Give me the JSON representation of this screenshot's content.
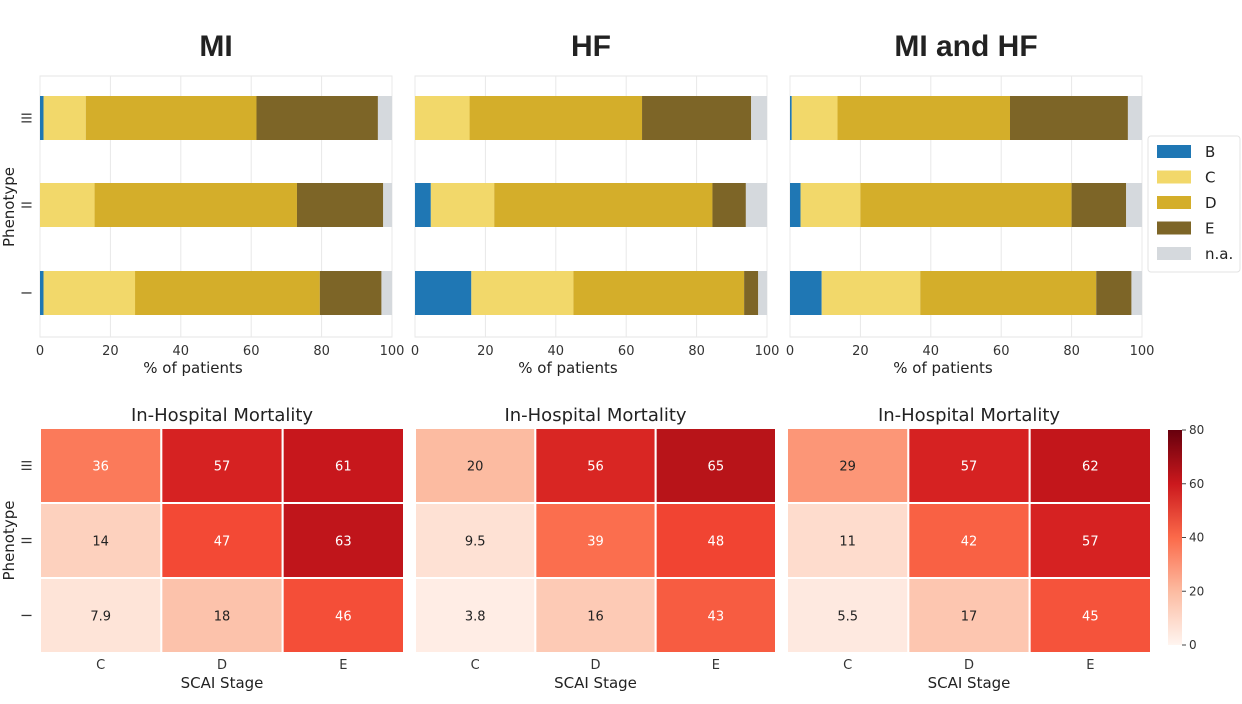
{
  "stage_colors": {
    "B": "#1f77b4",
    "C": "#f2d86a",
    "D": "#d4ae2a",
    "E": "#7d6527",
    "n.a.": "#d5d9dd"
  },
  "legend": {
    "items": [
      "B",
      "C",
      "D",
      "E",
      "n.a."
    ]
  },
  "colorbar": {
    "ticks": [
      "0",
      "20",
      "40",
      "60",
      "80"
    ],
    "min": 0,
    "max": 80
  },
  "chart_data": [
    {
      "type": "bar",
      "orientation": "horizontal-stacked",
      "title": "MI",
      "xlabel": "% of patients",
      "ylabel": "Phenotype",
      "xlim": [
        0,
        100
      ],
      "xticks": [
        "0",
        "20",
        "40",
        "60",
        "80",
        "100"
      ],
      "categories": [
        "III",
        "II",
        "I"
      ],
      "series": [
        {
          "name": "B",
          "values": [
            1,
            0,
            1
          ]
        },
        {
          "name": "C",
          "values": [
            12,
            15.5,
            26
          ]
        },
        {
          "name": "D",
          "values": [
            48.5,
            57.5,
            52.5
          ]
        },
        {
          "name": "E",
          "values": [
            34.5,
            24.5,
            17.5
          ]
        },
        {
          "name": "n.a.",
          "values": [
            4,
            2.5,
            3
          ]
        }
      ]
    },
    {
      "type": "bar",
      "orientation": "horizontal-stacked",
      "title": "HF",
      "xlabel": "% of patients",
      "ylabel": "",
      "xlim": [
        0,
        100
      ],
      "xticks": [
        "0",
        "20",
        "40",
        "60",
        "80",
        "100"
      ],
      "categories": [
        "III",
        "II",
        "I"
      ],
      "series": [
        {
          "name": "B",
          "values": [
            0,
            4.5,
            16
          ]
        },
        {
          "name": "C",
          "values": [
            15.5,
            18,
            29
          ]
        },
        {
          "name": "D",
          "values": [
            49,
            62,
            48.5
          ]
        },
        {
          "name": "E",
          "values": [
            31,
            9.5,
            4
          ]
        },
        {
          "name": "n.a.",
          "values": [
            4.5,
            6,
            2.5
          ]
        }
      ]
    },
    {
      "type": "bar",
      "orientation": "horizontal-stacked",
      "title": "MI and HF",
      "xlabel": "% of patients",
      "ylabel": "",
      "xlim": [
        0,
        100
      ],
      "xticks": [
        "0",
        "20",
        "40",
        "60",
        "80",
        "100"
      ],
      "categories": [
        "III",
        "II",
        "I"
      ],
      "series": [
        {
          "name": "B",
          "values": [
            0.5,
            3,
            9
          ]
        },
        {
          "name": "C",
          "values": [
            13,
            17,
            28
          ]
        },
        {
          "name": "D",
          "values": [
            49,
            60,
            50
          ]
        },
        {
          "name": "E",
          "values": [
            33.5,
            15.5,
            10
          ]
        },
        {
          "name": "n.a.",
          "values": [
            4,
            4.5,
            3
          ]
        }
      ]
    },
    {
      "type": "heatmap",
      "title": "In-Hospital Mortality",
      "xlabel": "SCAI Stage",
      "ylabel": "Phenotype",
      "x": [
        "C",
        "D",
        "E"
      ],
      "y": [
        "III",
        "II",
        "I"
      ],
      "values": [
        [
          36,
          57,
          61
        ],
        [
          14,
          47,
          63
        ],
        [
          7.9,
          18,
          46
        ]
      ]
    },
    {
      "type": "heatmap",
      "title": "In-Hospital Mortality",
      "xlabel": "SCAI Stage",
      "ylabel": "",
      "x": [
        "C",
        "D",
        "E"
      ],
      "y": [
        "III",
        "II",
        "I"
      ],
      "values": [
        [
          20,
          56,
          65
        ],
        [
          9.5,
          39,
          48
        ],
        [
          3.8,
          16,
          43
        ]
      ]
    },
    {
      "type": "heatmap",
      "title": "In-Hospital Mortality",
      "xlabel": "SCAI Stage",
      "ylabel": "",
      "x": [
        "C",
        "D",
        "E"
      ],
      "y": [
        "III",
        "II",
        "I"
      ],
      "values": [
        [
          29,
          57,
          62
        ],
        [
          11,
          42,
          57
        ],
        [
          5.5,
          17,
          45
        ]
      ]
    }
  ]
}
————————
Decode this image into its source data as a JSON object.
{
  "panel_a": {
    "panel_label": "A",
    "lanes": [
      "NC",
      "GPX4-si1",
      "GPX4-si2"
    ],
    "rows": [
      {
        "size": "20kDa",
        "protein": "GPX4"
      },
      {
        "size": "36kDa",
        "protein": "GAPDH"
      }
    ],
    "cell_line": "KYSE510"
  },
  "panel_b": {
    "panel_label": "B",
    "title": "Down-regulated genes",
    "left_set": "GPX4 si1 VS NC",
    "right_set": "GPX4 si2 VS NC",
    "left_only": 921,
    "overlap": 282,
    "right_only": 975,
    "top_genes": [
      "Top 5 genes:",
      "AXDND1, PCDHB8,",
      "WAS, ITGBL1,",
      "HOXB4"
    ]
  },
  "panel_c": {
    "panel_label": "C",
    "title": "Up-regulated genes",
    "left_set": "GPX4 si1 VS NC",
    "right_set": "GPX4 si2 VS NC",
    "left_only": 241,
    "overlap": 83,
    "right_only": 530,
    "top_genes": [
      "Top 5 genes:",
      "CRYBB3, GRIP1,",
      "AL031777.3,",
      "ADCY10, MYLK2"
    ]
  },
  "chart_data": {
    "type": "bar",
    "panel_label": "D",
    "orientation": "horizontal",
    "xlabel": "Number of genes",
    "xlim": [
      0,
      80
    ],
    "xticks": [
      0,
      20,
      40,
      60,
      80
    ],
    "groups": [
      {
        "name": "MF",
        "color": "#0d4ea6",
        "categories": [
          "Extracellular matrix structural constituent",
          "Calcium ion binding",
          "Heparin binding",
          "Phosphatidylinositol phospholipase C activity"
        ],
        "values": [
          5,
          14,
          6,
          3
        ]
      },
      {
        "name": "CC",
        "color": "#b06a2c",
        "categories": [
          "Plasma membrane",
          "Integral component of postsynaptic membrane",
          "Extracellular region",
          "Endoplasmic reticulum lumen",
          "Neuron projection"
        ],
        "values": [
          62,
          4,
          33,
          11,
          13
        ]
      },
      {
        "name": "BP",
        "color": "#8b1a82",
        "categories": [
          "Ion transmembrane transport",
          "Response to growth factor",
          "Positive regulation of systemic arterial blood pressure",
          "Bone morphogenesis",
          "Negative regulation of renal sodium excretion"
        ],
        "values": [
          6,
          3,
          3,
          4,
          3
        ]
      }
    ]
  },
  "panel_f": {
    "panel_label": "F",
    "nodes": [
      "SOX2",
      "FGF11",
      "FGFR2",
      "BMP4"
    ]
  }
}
————————
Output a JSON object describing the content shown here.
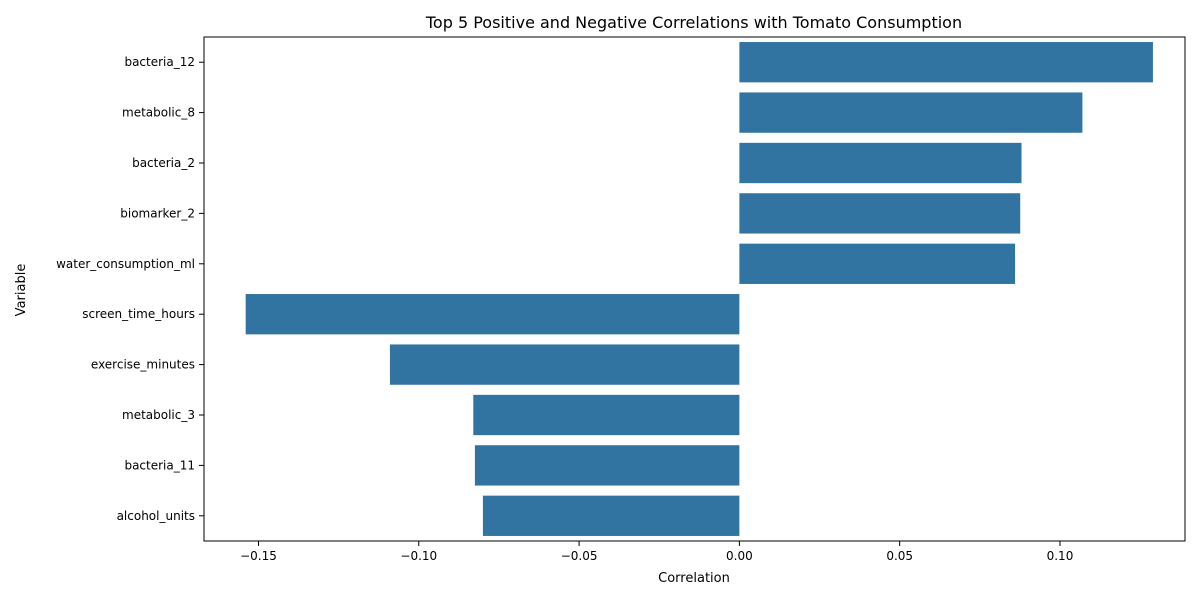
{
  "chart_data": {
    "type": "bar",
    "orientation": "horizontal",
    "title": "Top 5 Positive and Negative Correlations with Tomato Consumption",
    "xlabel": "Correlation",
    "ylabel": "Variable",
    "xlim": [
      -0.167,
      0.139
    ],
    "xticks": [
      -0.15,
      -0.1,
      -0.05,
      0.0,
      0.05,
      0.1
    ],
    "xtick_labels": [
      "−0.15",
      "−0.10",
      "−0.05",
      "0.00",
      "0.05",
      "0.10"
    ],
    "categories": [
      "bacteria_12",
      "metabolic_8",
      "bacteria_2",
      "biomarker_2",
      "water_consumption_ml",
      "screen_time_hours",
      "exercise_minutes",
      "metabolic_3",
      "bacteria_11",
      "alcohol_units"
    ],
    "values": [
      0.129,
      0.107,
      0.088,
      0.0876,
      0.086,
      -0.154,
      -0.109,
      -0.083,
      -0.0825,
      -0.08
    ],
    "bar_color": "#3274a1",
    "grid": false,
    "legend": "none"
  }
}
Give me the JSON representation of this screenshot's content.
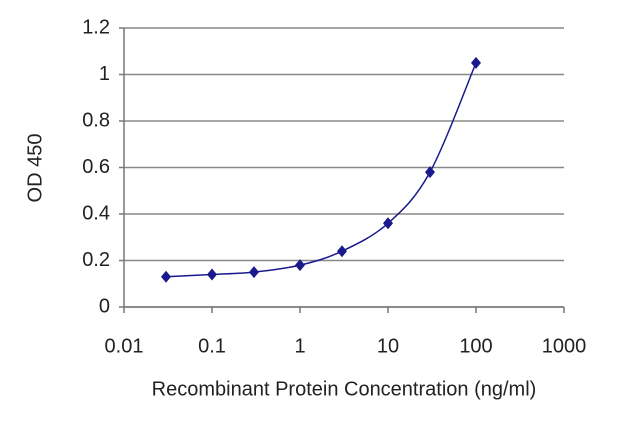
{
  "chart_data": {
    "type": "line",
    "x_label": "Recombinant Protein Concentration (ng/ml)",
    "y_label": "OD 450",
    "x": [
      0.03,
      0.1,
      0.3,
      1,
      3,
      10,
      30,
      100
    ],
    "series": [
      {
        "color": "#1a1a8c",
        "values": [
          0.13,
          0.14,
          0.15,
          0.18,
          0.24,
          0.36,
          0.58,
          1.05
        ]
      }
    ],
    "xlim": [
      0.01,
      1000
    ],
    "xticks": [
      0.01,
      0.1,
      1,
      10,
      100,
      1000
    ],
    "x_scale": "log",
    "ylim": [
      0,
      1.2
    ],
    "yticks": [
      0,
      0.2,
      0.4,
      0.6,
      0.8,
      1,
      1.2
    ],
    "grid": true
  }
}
————————
## What the exercise asks
Of the lines above, copy each one that contains the word "Extracellular".

## Answer for the task
          "Extracellular matrix structural constituent",
          "Extracellular region",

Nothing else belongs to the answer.